§ Given data
** begin **
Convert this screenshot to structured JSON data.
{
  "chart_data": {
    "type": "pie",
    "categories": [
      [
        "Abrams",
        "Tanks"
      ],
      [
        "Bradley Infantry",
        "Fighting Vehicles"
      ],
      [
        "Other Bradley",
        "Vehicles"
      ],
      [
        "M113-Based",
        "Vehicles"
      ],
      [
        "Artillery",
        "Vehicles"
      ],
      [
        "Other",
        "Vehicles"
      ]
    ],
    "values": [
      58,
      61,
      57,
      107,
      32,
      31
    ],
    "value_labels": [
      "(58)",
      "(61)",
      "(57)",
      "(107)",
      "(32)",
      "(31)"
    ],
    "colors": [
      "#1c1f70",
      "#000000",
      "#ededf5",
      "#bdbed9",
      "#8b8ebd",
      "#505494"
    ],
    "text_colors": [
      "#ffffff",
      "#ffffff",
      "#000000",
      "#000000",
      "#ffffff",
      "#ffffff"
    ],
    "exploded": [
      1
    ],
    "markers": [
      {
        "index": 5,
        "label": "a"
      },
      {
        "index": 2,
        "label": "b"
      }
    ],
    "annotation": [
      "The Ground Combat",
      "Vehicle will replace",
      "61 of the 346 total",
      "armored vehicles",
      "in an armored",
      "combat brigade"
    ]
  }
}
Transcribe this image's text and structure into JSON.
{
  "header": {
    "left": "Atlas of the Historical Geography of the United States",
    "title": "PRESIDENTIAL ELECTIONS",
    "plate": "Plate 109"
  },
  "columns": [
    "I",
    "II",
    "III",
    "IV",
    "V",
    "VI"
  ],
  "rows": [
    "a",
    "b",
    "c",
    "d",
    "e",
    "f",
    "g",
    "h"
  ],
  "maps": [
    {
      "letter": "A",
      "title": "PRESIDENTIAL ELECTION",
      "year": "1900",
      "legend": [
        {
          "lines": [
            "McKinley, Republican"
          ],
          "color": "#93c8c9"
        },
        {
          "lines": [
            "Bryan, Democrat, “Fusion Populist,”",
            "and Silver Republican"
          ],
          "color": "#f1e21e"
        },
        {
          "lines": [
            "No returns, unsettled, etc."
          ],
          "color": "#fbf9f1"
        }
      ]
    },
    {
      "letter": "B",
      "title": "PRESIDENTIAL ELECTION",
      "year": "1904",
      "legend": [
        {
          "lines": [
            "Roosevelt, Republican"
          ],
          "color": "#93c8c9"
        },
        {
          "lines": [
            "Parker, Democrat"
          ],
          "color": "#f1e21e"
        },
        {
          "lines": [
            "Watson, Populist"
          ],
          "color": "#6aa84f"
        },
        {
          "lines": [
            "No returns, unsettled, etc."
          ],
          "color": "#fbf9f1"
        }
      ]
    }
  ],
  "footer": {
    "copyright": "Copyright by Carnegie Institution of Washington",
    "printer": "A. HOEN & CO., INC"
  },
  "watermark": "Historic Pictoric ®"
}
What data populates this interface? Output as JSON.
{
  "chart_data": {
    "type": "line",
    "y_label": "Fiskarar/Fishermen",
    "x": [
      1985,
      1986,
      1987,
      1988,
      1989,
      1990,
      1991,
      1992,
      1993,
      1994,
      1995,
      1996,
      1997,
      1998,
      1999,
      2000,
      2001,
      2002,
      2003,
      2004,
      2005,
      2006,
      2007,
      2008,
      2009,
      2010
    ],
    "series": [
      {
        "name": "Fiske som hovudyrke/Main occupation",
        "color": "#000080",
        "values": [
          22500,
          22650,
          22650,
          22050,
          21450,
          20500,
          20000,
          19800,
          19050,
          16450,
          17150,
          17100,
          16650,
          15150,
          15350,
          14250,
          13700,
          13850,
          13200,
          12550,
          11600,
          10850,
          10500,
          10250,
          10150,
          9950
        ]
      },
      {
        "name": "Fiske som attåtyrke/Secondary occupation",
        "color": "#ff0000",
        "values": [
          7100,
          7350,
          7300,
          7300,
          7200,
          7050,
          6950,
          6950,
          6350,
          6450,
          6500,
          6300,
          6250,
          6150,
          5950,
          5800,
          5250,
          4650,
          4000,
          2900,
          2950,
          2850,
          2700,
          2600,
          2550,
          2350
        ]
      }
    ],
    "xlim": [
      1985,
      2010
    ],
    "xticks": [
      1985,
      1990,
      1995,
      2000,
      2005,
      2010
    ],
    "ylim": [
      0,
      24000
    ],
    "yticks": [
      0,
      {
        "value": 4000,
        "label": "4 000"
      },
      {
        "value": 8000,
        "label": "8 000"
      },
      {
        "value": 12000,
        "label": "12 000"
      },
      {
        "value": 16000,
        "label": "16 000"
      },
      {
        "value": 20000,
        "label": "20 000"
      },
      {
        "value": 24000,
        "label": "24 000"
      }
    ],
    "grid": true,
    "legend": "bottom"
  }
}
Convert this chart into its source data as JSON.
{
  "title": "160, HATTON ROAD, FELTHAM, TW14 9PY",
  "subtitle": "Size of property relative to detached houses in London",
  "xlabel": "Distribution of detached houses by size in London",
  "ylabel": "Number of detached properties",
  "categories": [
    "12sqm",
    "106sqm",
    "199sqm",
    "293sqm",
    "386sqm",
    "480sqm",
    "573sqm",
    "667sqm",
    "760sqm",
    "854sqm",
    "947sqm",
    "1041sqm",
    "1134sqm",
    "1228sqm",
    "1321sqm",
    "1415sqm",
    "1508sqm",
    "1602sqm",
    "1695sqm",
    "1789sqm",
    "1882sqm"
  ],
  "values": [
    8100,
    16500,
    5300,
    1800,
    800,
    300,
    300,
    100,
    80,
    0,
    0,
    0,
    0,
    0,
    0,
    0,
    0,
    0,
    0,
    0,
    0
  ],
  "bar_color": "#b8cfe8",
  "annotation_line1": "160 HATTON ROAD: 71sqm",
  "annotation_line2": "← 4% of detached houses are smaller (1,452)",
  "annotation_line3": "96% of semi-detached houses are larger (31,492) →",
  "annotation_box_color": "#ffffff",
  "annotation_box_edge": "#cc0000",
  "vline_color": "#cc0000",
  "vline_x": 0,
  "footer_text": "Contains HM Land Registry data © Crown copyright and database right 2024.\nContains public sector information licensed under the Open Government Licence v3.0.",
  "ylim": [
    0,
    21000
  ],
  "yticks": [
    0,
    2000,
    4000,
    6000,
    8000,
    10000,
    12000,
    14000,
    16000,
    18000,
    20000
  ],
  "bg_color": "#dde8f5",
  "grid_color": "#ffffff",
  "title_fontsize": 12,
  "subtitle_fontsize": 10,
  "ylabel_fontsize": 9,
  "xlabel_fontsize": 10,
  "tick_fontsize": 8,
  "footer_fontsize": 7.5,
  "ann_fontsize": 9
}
** end **
§ Instructions for the task
Show, from the material above, each line that includes the string "Convert".

§ The completed task
Convert this screenshot to structured JSON data.
Convert this chart into its source data as JSON.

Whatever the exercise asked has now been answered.